Extracted records:
+ + + + +

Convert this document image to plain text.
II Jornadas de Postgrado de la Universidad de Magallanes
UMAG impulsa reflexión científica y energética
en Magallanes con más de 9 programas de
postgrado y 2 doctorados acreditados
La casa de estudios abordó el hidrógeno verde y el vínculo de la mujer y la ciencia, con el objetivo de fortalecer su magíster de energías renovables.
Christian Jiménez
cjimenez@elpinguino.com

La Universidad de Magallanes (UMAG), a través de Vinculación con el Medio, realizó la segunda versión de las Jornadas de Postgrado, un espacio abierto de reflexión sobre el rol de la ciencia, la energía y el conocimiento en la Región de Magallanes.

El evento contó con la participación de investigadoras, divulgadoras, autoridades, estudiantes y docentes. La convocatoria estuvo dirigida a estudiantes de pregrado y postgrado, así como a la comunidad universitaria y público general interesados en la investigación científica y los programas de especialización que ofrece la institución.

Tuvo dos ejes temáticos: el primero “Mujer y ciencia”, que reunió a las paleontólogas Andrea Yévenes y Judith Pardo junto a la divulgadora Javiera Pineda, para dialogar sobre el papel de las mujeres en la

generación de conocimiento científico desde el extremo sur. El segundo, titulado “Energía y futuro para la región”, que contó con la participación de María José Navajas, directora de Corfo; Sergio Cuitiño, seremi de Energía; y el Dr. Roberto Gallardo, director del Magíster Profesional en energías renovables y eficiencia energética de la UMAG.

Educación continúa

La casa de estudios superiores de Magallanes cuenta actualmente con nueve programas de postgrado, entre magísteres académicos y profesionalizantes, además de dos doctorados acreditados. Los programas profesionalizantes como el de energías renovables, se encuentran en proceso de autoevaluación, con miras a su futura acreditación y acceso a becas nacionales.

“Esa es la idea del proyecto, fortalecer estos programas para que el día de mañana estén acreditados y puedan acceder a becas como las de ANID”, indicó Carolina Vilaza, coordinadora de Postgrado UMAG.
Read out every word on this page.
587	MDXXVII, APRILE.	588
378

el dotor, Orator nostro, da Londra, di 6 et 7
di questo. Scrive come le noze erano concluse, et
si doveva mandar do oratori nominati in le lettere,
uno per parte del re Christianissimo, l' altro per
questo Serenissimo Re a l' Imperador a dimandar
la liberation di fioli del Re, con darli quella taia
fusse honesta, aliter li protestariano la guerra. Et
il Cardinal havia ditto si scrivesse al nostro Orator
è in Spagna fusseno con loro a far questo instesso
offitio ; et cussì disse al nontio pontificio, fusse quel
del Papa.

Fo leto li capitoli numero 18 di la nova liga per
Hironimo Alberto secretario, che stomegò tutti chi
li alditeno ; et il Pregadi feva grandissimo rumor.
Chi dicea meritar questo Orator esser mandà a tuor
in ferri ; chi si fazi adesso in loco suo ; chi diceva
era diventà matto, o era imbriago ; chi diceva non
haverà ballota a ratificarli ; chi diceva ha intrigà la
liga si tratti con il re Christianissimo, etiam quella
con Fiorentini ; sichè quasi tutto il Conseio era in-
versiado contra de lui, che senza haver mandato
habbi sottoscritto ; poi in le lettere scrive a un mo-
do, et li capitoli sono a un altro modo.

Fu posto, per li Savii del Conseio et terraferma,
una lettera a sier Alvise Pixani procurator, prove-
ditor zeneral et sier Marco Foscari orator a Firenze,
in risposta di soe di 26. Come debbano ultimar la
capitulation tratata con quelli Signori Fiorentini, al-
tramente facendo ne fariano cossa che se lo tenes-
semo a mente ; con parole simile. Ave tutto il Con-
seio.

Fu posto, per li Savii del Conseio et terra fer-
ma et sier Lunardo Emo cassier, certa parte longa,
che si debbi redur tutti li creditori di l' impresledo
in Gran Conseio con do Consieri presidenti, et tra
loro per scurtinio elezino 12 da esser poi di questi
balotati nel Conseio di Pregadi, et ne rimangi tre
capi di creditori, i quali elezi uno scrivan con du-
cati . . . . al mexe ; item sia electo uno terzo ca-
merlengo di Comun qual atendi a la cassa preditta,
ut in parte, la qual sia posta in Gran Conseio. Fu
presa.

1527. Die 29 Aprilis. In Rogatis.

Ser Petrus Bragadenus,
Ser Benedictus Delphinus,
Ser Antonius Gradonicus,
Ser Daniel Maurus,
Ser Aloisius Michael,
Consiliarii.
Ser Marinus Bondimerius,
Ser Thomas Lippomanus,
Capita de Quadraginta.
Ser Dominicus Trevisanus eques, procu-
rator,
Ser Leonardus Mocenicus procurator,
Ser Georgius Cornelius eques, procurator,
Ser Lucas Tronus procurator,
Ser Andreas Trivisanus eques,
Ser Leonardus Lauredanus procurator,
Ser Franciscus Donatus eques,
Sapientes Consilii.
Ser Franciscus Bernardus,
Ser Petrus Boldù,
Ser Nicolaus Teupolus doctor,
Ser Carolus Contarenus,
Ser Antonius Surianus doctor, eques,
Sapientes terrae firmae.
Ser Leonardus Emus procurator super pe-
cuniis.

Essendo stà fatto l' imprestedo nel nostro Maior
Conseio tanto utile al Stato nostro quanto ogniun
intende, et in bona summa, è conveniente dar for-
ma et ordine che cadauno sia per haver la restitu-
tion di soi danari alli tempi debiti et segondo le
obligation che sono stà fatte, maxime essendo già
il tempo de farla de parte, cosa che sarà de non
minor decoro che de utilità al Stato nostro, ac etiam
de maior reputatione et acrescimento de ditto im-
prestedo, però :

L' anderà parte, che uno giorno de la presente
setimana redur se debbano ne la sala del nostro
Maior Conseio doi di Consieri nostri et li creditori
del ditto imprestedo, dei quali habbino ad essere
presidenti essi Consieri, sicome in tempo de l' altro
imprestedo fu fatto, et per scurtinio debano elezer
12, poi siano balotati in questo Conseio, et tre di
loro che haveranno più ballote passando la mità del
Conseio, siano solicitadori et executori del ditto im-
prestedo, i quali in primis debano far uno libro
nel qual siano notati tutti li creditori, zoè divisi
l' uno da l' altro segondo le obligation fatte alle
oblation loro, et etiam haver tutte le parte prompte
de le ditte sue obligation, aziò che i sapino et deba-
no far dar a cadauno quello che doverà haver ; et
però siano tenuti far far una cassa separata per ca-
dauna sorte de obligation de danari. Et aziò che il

+ + + + +

* [Work instructions]
Pull out each line of the listing that holds the string "energías".

* [Task solution]
La casa de estudios abordó el hidrógeno verde y el vínculo de la mujer y la ciencia, con el objetivo de fortalecer su magíster de energías renovables.
generación de conocimiento científico desde el extremo sur. El segundo, titulado “Energía y futuro para la región”, que contó con la participación de María José Navajas, directora de Corfo; Sergio Cuitiño, seremi de Energía; y el Dr. Roberto Gallardo, director del Magíster Profesional en energías renovables y eficiencia energética de la UMAG.
La casa de estudios superiores de Magallanes cuenta actualmente con nueve programas de postgrado, entre magísteres académicos y profesionalizantes, además de dos doctorados acreditados. Los programas profesionalizantes como el de energías renovables, se encuentran en proceso de autoevaluación, con miras a su futura acreditación y acceso a becas nacionales.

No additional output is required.